Written instruction
Transcribe every record that appears below, exactly and in full.

:: The input

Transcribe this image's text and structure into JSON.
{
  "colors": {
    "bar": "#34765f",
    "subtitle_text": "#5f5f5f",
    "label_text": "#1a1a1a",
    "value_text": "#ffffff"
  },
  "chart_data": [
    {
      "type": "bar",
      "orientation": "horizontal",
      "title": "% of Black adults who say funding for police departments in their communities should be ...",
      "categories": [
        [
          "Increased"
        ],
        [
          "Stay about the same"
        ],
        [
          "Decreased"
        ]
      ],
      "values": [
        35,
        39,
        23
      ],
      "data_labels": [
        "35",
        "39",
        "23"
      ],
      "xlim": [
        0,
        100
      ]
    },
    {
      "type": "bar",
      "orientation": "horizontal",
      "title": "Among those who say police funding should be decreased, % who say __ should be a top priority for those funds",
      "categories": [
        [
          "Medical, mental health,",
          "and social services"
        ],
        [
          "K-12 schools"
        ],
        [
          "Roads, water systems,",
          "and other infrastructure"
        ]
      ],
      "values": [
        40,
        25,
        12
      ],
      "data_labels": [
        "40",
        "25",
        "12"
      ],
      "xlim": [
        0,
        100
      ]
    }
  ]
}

::::

Output below
Transcribe this image's text and structure into JSON.
{
  "colors": {
    "bar": "#34765f",
    "subtitle_text": "#5f5f5f",
    "label_text": "#1a1a1a",
    "value_text": "#ffffff"
  },
  "chart_data": [
    {
      "type": "bar",
      "orientation": "horizontal",
      "title": "% of Black adults who say funding for police departments in their communities should be ...",
      "categories": [
        [
          "Increased"
        ],
        [
          "Stay about the same"
        ],
        [
          "Decreased"
        ]
      ],
      "values": [
        35,
        39,
        23
      ],
      "data_labels": [
        "35",
        "39",
        "23"
      ],
      "xlim": [
        0,
        100
      ]
    },
    {
      "type": "bar",
      "orientation": "horizontal",
      "title": "Among those who say police funding should be decreased, % who say __ should be a top priority for those funds",
      "categories": [
        [
          "Medical, mental health,",
          "and social services"
        ],
        [
          "K-12 schools"
        ],
        [
          "Roads, water systems,",
          "and other infrastructure"
        ]
      ],
      "values": [
        40,
        25,
        12
      ],
      "data_labels": [
        "40",
        "25",
        "12"
      ],
      "xlim": [
        0,
        100
      ]
    }
  ]
}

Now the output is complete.